---------- Stored records

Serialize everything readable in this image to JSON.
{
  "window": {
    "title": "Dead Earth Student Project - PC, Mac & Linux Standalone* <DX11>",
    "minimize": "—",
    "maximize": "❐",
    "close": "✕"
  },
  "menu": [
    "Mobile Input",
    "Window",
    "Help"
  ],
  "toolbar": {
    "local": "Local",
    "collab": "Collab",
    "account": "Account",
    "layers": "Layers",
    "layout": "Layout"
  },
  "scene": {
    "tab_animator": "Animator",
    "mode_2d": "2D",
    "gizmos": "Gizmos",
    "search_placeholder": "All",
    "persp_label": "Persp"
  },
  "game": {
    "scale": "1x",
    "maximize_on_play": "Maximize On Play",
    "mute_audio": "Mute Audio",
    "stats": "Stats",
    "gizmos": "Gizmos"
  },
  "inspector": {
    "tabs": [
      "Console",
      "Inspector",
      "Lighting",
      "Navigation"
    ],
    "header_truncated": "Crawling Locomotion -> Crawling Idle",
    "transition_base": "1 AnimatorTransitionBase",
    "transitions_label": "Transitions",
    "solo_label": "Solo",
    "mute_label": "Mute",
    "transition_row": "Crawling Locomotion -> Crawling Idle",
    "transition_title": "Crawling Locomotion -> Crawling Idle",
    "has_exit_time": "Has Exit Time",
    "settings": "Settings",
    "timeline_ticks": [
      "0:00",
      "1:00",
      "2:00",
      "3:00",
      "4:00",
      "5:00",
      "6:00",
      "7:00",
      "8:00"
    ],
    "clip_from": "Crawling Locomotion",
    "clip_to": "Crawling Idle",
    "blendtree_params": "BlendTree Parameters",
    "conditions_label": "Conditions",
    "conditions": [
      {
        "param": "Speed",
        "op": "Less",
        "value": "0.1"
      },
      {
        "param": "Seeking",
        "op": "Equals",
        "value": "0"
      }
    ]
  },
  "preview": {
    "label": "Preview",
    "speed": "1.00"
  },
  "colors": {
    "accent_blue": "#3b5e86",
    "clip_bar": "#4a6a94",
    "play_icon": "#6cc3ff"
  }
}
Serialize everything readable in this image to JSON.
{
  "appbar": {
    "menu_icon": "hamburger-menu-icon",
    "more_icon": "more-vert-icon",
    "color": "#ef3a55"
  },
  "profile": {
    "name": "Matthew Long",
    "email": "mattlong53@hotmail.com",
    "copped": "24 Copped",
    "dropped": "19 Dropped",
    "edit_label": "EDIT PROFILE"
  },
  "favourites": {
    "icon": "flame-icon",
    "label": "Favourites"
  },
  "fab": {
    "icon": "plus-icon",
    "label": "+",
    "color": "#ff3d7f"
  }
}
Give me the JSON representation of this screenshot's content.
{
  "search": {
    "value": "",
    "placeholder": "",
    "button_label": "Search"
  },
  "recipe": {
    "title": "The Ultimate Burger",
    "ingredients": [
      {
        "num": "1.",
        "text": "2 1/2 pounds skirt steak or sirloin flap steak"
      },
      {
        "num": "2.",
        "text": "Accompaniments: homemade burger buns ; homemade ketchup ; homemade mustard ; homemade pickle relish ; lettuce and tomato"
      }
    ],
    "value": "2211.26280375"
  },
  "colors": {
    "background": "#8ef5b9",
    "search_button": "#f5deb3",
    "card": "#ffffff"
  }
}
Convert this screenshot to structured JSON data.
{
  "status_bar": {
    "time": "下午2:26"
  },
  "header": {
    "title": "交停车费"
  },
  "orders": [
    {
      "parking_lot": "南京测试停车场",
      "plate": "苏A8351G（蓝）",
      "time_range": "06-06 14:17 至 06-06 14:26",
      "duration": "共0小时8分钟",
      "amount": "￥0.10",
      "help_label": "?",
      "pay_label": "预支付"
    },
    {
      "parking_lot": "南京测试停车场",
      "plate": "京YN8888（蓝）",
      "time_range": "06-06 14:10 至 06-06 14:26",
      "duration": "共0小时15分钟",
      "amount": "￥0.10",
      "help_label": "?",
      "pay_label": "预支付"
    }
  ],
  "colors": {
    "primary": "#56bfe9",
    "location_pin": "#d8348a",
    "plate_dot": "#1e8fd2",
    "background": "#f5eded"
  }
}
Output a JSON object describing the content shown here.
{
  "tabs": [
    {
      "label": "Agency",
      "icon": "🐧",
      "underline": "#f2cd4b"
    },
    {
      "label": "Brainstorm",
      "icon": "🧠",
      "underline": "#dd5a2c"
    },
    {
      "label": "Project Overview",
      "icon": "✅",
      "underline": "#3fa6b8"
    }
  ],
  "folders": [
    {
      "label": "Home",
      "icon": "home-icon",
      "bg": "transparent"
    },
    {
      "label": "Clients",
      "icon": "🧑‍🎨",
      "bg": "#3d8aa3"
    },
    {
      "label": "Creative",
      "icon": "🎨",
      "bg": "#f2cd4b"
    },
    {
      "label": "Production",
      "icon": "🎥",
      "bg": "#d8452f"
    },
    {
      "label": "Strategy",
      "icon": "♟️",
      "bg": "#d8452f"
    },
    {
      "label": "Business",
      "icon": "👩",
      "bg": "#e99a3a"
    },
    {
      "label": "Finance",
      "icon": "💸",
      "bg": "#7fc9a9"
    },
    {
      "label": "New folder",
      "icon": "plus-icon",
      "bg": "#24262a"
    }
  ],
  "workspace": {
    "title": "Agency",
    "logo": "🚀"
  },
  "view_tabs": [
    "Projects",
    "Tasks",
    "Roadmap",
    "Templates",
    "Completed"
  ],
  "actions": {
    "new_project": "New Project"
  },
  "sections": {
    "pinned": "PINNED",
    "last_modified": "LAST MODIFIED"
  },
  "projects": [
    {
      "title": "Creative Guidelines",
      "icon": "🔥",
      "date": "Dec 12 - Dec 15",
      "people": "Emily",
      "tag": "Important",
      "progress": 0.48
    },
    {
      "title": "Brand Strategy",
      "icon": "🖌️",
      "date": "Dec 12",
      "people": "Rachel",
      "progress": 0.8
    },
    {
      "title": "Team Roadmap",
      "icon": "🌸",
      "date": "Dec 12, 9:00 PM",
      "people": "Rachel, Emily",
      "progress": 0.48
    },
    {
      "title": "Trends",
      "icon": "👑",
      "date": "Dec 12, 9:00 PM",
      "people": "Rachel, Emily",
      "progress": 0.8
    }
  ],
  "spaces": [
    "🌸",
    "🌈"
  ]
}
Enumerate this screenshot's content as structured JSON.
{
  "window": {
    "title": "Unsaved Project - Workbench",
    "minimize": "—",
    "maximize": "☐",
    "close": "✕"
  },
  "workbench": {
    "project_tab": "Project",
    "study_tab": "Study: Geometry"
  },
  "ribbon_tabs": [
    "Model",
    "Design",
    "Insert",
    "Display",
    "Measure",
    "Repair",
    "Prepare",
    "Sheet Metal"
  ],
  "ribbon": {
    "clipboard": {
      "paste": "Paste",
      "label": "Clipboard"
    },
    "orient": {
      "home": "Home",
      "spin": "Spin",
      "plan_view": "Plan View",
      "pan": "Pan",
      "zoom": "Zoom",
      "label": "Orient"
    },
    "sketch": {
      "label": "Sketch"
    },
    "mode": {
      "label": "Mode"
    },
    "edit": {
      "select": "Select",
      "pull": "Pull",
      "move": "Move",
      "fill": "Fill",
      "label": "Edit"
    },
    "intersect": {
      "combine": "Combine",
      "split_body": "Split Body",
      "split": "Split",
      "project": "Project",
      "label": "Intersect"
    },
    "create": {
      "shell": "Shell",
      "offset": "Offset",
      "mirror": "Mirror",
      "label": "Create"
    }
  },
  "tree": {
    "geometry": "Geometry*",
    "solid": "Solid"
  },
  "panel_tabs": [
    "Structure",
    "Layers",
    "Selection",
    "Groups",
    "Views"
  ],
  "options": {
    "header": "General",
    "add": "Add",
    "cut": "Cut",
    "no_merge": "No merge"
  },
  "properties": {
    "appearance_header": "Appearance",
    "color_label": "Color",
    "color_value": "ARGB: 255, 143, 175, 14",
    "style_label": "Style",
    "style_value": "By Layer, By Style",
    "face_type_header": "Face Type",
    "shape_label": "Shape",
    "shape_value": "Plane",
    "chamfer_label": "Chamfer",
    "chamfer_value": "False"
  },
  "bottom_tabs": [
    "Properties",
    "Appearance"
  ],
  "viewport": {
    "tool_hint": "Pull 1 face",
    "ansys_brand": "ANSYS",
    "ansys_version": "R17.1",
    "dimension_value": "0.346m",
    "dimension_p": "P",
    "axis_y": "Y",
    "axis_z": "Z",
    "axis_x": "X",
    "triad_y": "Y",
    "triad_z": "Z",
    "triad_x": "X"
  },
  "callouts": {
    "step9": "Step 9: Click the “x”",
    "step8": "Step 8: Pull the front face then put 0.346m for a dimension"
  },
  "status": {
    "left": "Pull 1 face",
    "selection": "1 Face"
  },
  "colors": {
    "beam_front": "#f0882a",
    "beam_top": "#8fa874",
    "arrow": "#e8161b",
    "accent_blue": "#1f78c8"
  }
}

--------------------

For each line of the listing that holds the word "Crawling", show that line.

**Task result:**
    "header_truncated": "Crawling Locomotion -> Crawling Idle",
    "transition_row": "Crawling Locomotion -> Crawling Idle",
    "transition_title": "Crawling Locomotion -> Crawling Idle",
    "clip_from": "Crawling Locomotion",
    "clip_to": "Crawling Idle",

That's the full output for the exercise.